======== SUPPLIED MATERIAL ========

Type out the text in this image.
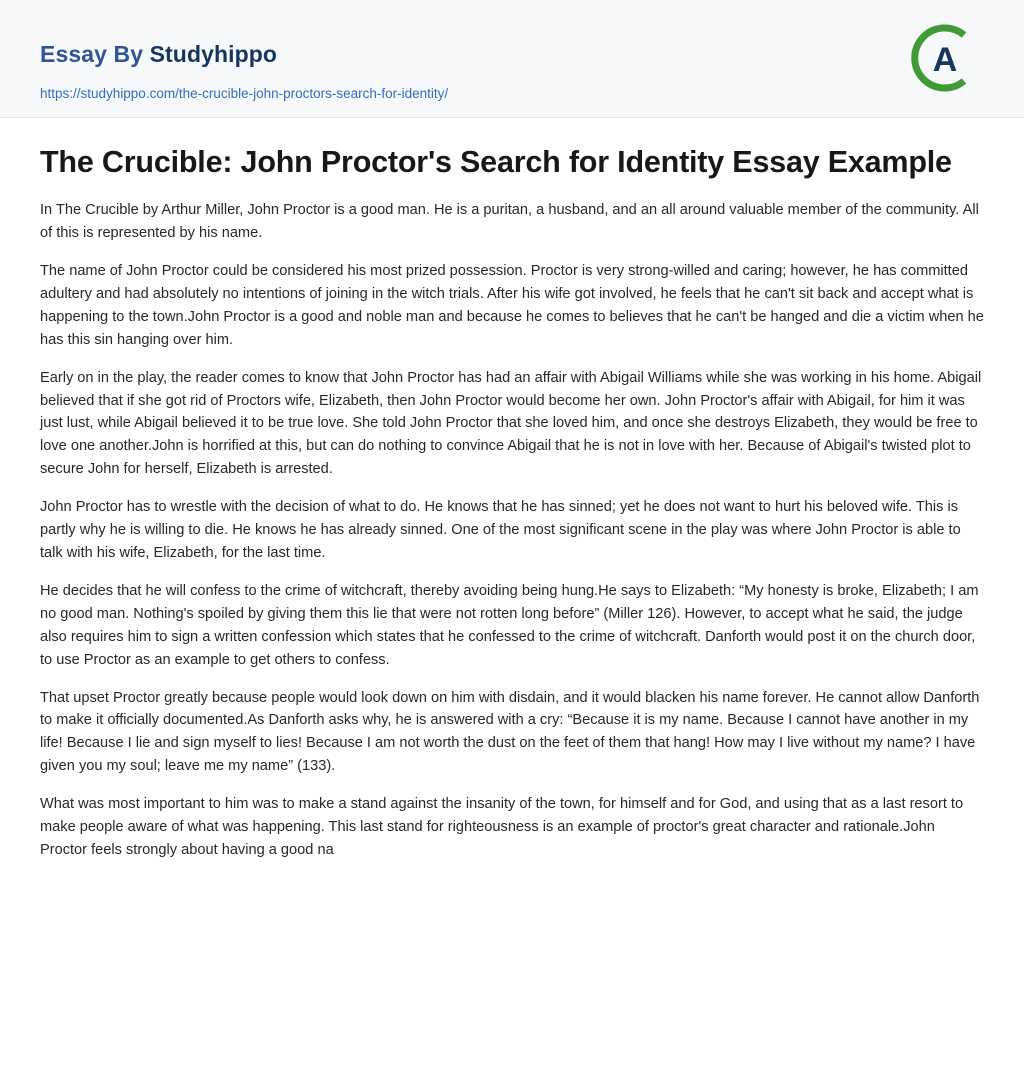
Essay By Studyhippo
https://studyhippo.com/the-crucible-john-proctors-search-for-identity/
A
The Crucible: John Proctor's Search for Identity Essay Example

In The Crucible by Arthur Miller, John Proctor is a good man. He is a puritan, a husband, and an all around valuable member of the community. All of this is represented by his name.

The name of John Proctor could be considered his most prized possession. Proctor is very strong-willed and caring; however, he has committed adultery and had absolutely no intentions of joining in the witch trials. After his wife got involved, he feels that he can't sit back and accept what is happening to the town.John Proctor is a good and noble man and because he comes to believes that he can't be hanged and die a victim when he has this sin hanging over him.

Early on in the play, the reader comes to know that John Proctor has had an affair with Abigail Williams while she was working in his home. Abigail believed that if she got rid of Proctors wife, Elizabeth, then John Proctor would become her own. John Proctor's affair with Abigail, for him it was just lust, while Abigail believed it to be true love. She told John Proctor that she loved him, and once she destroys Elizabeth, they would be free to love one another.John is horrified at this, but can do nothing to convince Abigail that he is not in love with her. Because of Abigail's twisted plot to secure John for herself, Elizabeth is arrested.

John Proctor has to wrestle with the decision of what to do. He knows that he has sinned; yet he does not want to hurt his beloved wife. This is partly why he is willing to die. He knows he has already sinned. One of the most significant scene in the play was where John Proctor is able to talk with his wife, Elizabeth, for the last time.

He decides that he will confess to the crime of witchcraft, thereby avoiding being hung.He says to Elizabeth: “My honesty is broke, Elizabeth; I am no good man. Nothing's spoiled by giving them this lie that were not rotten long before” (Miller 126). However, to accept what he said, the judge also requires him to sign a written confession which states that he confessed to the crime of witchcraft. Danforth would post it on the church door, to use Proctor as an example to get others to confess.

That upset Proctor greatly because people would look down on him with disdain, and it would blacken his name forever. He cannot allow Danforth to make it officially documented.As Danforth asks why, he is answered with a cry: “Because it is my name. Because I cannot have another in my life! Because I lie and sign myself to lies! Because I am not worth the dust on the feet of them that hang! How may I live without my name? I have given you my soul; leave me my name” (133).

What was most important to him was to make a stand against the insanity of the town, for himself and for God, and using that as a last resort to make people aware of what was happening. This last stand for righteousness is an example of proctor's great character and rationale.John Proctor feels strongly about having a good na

========

▸ TASK BRIEF: Transcribe all the lines above exactly, apart from the pictures.

▸ RESULT FOR THIS EXERCISE:
Type out the text in this image.
Essay By Studyhippo
https://studyhippo.com/the-crucible-john-proctors-search-for-identity/
A
The Crucible: John Proctor's Search for Identity Essay Example

In The Crucible by Arthur Miller, John Proctor is a good man. He is a puritan, a husband, and an all around valuable member of the community. All of this is represented by his name.

The name of John Proctor could be considered his most prized possession. Proctor is very strong-willed and caring; however, he has committed adultery and had absolutely no intentions of joining in the witch trials. After his wife got involved, he feels that he can't sit back and accept what is happening to the town.John Proctor is a good and noble man and because he comes to believes that he can't be hanged and die a victim when he has this sin hanging over him.

Early on in the play, the reader comes to know that John Proctor has had an affair with Abigail Williams while she was working in his home. Abigail believed that if she got rid of Proctors wife, Elizabeth, then John Proctor would become her own. John Proctor's affair with Abigail, for him it was just lust, while Abigail believed it to be true love. She told John Proctor that she loved him, and once she destroys Elizabeth, they would be free to love one another.John is horrified at this, but can do nothing to convince Abigail that he is not in love with her. Because of Abigail's twisted plot to secure John for herself, Elizabeth is arrested.

John Proctor has to wrestle with the decision of what to do. He knows that he has sinned; yet he does not want to hurt his beloved wife. This is partly why he is willing to die. He knows he has already sinned. One of the most significant scene in the play was where John Proctor is able to talk with his wife, Elizabeth, for the last time.

He decides that he will confess to the crime of witchcraft, thereby avoiding being hung.He says to Elizabeth: “My honesty is broke, Elizabeth; I am no good man. Nothing's spoiled by giving them this lie that were not rotten long before” (Miller 126). However, to accept what he said, the judge also requires him to sign a written confession which states that he confessed to the crime of witchcraft. Danforth would post it on the church door, to use Proctor as an example to get others to confess.

That upset Proctor greatly because people would look down on him with disdain, and it would blacken his name forever. He cannot allow Danforth to make it officially documented.As Danforth asks why, he is answered with a cry: “Because it is my name. Because I cannot have another in my life! Because I lie and sign myself to lies! Because I am not worth the dust on the feet of them that hang! How may I live without my name? I have given you my soul; leave me my name” (133).

What was most important to him was to make a stand against the insanity of the town, for himself and for God, and using that as a last resort to make people aware of what was happening. This last stand for righteousness is an example of proctor's great character and rationale.John Proctor feels strongly about having a good na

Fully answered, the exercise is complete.